| What is required |
Excluding pictures, give the entries again exactly as they appear.

─── Task input ───

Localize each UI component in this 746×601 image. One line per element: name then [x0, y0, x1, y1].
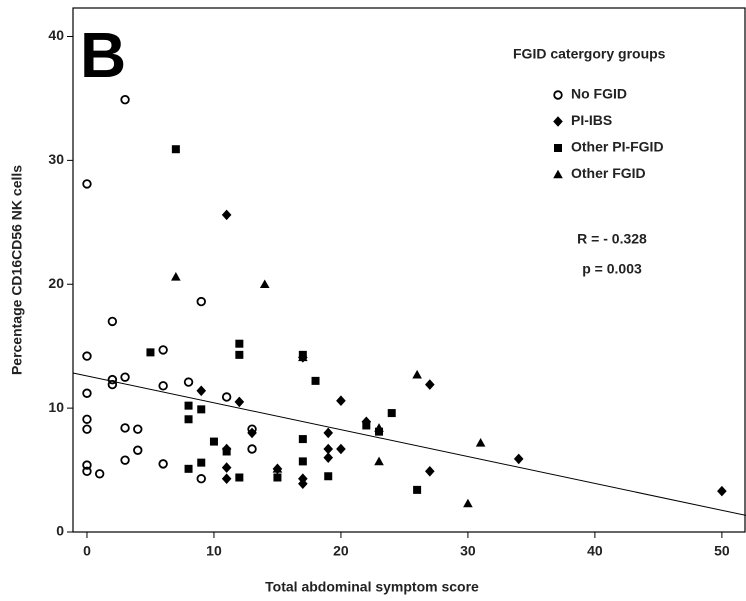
legend-marker [553, 90, 563, 100]
point [209, 437, 218, 446]
point [221, 392, 232, 402]
point [184, 464, 193, 473]
annotation: p = 0.003 [582, 261, 642, 277]
point [107, 374, 118, 385]
point [259, 279, 270, 289]
point [171, 272, 181, 281]
point [717, 485, 727, 497]
legend-label: Other PI-FGID [571, 139, 664, 155]
point [298, 352, 308, 362]
point [374, 456, 384, 466]
point [247, 427, 257, 439]
point [336, 395, 346, 406]
point [235, 339, 244, 348]
x-tick-label: 0 [83, 543, 91, 559]
point [120, 372, 130, 382]
y-tick-label: 20 [48, 275, 64, 291]
point [120, 423, 130, 433]
point [323, 452, 334, 463]
x-tick-label: 20 [333, 543, 349, 559]
annotation: R = - 0.328 [577, 231, 647, 247]
point [247, 444, 257, 454]
point [235, 350, 244, 359]
point [298, 478, 308, 489]
point [425, 466, 435, 477]
point [133, 424, 143, 434]
point [82, 414, 92, 424]
point [120, 455, 130, 465]
legend-marker [554, 144, 562, 152]
point [184, 401, 193, 410]
y-tick-label: 10 [48, 399, 64, 415]
point [82, 179, 92, 189]
point [82, 460, 92, 470]
point [158, 381, 168, 391]
x-axis-title: Total abdominal symptom score [265, 579, 479, 595]
point [146, 348, 155, 357]
point [336, 443, 346, 455]
legend-label: Other FGID [571, 165, 646, 181]
point [197, 405, 206, 414]
point [273, 473, 282, 482]
point [133, 445, 143, 455]
point [184, 415, 193, 424]
point [323, 443, 334, 455]
point [374, 423, 384, 432]
point [82, 424, 92, 434]
point [235, 473, 244, 482]
point [298, 457, 307, 466]
plot-frame [72, 7, 746, 533]
point [158, 345, 168, 355]
fit-line [72, 372, 746, 516]
legend-title: FGID catergory groups [513, 46, 666, 62]
point [82, 388, 92, 398]
panel-letter: B [80, 19, 126, 91]
x-tick-label: 30 [460, 543, 476, 559]
point [311, 376, 320, 385]
x-tick-label: 10 [206, 543, 222, 559]
point [171, 145, 180, 154]
point [183, 377, 194, 387]
point [94, 469, 105, 479]
x-tick-label: 50 [714, 543, 730, 559]
point [107, 316, 118, 327]
point [222, 447, 231, 456]
y-axis-title: Percentage CD16CD56 NK cells [9, 165, 25, 375]
point [362, 421, 371, 430]
point [323, 427, 334, 439]
point [412, 369, 422, 379]
point [196, 385, 207, 397]
point [475, 438, 486, 447]
point [298, 435, 307, 444]
point [196, 296, 206, 307]
point [324, 472, 333, 481]
x-tick-label: 40 [587, 543, 603, 559]
point [234, 396, 245, 408]
point [221, 462, 232, 473]
point [387, 409, 396, 418]
point [425, 379, 435, 390]
point [197, 458, 206, 467]
legend-marker [553, 169, 563, 179]
point [272, 464, 283, 473]
point [82, 466, 92, 477]
point [158, 459, 168, 469]
point [196, 474, 206, 484]
y-tick-label: 40 [48, 27, 64, 43]
point [463, 498, 473, 508]
y-tick-label: 0 [56, 523, 64, 539]
legend-label: No FGID [571, 86, 627, 102]
point [221, 209, 232, 221]
legend-marker [553, 116, 563, 127]
point [107, 379, 118, 390]
point [120, 94, 130, 105]
point [413, 485, 422, 494]
point [82, 351, 92, 361]
point [221, 473, 232, 485]
point [513, 453, 524, 465]
legend-label: PI-IBS [571, 112, 612, 128]
y-tick-label: 30 [48, 151, 64, 167]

───

| Exercise response |
Localize each UI component in this 746×601 image. One line per element: name then [x0, y0, x1, y1].
legend-marker [553, 90, 563, 100]
point [209, 437, 218, 446]
point [221, 392, 232, 402]
point [184, 464, 193, 473]
annotation: p = 0.003 [582, 261, 642, 277]
point [107, 374, 118, 385]
point [259, 279, 270, 289]
point [171, 272, 181, 281]
point [717, 485, 727, 497]
legend-label: Other PI-FGID [571, 139, 664, 155]
point [298, 352, 308, 362]
point [374, 456, 384, 466]
point [247, 427, 257, 439]
point [336, 395, 346, 406]
point [235, 339, 244, 348]
x-tick-label: 0 [83, 543, 91, 559]
point [120, 372, 130, 382]
y-tick-label: 20 [48, 275, 64, 291]
point [120, 423, 130, 433]
point [323, 452, 334, 463]
x-tick-label: 20 [333, 543, 349, 559]
annotation: R = - 0.328 [577, 231, 647, 247]
point [247, 444, 257, 454]
point [235, 350, 244, 359]
point [298, 478, 308, 489]
point [425, 466, 435, 477]
point [133, 424, 143, 434]
point [82, 414, 92, 424]
point [120, 455, 130, 465]
legend-marker [554, 144, 562, 152]
point [184, 401, 193, 410]
y-tick-label: 10 [48, 399, 64, 415]
point [82, 179, 92, 189]
point [82, 460, 92, 470]
point [158, 381, 168, 391]
x-axis-title: Total abdominal symptom score [265, 579, 479, 595]
point [146, 348, 155, 357]
point [336, 443, 346, 455]
legend-label: Other FGID [571, 165, 646, 181]
point [197, 405, 206, 414]
point [273, 473, 282, 482]
point [133, 445, 143, 455]
point [184, 415, 193, 424]
point [323, 443, 334, 455]
point [374, 423, 384, 432]
point [82, 424, 92, 434]
point [235, 473, 244, 482]
point [298, 457, 307, 466]
plot-frame [72, 7, 746, 533]
point [158, 345, 168, 355]
fit-line [72, 372, 746, 516]
legend-title: FGID catergory groups [513, 46, 666, 62]
point [82, 388, 92, 398]
panel-letter: B [80, 19, 126, 91]
x-tick-label: 30 [460, 543, 476, 559]
point [311, 376, 320, 385]
x-tick-label: 10 [206, 543, 222, 559]
point [171, 145, 180, 154]
point [183, 377, 194, 387]
point [94, 469, 105, 479]
x-tick-label: 50 [714, 543, 730, 559]
point [107, 316, 118, 327]
point [222, 447, 231, 456]
y-axis-title: Percentage CD16CD56 NK cells [9, 165, 25, 375]
point [362, 421, 371, 430]
point [323, 427, 334, 439]
point [412, 369, 422, 379]
point [196, 385, 207, 397]
point [475, 438, 486, 447]
point [298, 435, 307, 444]
point [196, 296, 206, 307]
point [324, 472, 333, 481]
x-tick-label: 40 [587, 543, 603, 559]
point [234, 396, 245, 408]
point [221, 462, 232, 473]
point [387, 409, 396, 418]
point [425, 379, 435, 390]
point [197, 458, 206, 467]
legend-marker [553, 169, 563, 179]
point [272, 464, 283, 473]
point [82, 466, 92, 477]
point [158, 459, 168, 469]
point [196, 474, 206, 484]
y-tick-label: 40 [48, 27, 64, 43]
point [463, 498, 473, 508]
y-tick-label: 0 [56, 523, 64, 539]
legend-label: No FGID [571, 86, 627, 102]
point [221, 209, 232, 221]
legend-marker [553, 116, 563, 127]
point [107, 379, 118, 390]
point [120, 94, 130, 105]
point [413, 485, 422, 494]
point [82, 351, 92, 361]
point [221, 473, 232, 485]
point [513, 453, 524, 465]
legend-label: PI-IBS [571, 112, 612, 128]
y-tick-label: 30 [48, 151, 64, 167]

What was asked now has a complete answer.